Scassinano un autobus con un tombino ma per fuggire scappano verso la Questura e vengono arrestati
Prima sono entrati in un autobus parcheggiato vicino al cimitero poi con un tombino hanno tentato di scassinare il distributore di biglietti: nella fuga però sono scappati proprio verso la Questura dove gli agenti li hanno arrestati

VERONA. Nottata movimentata per tre cittadini di origine marocchina che, intorno alle 2 di questa mattina, 29 maggio, hanno deciso di introdursi a bordo di un autobus dell’Atv regolarmente posteggiato nel piazzale antistante il Cimitero Monumentale di Verona.
I tre hanno danneggiato l’obliteratrice e divelto il distributore di biglietti presente a bordo, per poi tentare di forzarlo scagliandoci ripetutamente contro un tombino di ghisa prelevato da terra.
I tentativi di scasso però, assai rumorosi, non sono passati inosservati attirando l’attenzione dell’addetto alla vigilanza dell’Agsm, che ha subito allertato il 112. Dopo aver capito di essere stati scoperti i tre malviventi si sono dati alla fuga. Uno di loro, evidentemente più scaltro dei complici, è riuscito a dileguarsi gli altri due invece hanno scelto di fuggire in un’altra direzione dirigendosi inconsapevolmente verso l’ingresso posteriore della Questura, dove sono stati immediatamente intercettati e fermati dagli agenti.
Al termine degli accertamenti, i due, entrambi cittadini marocchini di 28 anni irregolari sul territorio nazionale, sono stati denunciati per ricettazione in concorso, danneggiamento in concorso e rifiuto di fornire le proprie generalità.

Righe elencate
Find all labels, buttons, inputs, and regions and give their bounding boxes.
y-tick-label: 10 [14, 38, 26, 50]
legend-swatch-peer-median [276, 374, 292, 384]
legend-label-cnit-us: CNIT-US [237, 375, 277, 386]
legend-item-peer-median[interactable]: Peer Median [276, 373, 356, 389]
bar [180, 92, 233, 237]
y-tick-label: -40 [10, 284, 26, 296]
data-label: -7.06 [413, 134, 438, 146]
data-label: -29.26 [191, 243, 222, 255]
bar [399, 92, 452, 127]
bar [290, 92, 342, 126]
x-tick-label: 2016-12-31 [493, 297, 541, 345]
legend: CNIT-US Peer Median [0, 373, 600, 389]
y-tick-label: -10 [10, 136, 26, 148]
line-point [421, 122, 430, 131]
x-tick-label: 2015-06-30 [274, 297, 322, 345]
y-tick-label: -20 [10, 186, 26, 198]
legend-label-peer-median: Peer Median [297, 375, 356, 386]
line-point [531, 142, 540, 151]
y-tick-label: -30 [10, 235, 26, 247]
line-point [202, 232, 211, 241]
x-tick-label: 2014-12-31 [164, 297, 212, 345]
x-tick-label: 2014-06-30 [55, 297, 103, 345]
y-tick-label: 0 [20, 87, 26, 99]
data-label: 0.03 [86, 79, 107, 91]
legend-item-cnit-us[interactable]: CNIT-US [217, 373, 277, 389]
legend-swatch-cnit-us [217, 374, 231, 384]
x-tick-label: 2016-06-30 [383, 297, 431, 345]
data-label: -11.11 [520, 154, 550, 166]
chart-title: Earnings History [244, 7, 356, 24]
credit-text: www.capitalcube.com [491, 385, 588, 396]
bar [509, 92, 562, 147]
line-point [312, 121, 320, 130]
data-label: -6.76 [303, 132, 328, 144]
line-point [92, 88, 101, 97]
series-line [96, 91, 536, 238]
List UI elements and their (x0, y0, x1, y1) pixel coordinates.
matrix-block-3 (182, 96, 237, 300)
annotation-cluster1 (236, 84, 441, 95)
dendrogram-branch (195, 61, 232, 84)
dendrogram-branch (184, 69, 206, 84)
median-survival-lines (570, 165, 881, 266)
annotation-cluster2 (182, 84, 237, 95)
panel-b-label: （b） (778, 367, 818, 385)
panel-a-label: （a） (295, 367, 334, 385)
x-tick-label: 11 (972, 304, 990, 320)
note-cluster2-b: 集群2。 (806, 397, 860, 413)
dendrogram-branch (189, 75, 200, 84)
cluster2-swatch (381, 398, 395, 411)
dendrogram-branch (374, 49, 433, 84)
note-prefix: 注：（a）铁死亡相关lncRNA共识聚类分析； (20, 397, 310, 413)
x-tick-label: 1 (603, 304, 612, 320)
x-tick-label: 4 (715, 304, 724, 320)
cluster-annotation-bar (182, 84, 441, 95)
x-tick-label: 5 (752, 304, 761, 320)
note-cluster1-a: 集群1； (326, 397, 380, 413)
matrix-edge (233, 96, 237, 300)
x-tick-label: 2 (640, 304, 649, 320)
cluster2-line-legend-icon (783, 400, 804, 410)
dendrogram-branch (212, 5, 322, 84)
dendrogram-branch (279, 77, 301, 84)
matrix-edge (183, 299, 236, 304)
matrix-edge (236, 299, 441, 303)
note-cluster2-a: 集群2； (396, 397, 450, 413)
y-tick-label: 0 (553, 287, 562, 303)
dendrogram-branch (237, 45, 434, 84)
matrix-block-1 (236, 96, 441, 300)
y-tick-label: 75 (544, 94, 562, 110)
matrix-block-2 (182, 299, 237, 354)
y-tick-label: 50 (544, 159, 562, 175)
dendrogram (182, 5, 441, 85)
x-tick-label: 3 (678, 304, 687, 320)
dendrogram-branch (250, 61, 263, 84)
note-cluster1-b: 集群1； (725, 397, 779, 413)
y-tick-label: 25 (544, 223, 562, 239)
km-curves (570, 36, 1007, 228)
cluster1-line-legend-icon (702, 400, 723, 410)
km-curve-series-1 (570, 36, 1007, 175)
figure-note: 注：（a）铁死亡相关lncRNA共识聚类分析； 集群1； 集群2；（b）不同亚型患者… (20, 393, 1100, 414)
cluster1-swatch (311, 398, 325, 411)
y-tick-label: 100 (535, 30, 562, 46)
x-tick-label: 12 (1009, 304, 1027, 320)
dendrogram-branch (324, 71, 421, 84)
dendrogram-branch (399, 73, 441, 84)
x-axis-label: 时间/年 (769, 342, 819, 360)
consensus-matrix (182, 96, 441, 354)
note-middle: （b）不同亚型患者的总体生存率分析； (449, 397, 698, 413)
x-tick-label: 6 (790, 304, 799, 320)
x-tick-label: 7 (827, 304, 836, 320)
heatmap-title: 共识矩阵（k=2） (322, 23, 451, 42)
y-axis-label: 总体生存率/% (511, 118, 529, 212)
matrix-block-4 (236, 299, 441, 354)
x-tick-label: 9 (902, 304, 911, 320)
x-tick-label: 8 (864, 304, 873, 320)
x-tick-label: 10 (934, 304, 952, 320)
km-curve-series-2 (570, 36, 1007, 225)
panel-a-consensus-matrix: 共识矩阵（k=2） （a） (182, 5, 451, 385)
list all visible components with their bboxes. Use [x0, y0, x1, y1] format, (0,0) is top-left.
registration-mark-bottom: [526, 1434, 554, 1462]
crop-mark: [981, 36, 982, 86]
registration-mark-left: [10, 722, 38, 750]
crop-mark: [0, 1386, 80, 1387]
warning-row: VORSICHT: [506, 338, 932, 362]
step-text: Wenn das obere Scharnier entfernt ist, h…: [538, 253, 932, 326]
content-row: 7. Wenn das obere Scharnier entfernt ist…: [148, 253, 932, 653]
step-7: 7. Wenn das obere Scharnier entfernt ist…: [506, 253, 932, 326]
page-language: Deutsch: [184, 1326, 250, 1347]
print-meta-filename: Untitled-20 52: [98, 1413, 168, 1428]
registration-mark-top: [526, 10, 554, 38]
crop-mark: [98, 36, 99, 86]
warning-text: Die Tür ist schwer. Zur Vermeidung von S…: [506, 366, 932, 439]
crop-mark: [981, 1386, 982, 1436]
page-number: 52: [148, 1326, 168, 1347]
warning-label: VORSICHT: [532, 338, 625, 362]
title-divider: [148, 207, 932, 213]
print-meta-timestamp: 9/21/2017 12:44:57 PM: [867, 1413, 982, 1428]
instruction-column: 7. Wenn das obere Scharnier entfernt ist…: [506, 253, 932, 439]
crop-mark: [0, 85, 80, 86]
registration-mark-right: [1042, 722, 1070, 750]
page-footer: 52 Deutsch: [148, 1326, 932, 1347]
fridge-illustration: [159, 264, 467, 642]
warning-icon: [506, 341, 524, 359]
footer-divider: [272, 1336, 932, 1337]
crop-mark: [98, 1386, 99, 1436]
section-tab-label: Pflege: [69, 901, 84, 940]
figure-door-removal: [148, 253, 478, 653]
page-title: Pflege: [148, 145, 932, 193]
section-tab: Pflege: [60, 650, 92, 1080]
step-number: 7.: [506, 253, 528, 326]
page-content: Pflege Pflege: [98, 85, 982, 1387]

Analisi del materiale
(a) Indichi tutti i reati per i quali, secondo l'estratto, i due fermati sono stati denunciati.
(b) Secondo l'estratto, chi ha allertato il 112 dopo aver udito i tentativi di scasso?
Le righe non sono necessarie per svolgere le attività.

Risposte per attività
(a)
- Ricettazione in concorso
- Danneggiamento in concorso
- Rifiuto di fornire le proprie generalità

(b) L'addetto alla vigilanza dell'Agsm.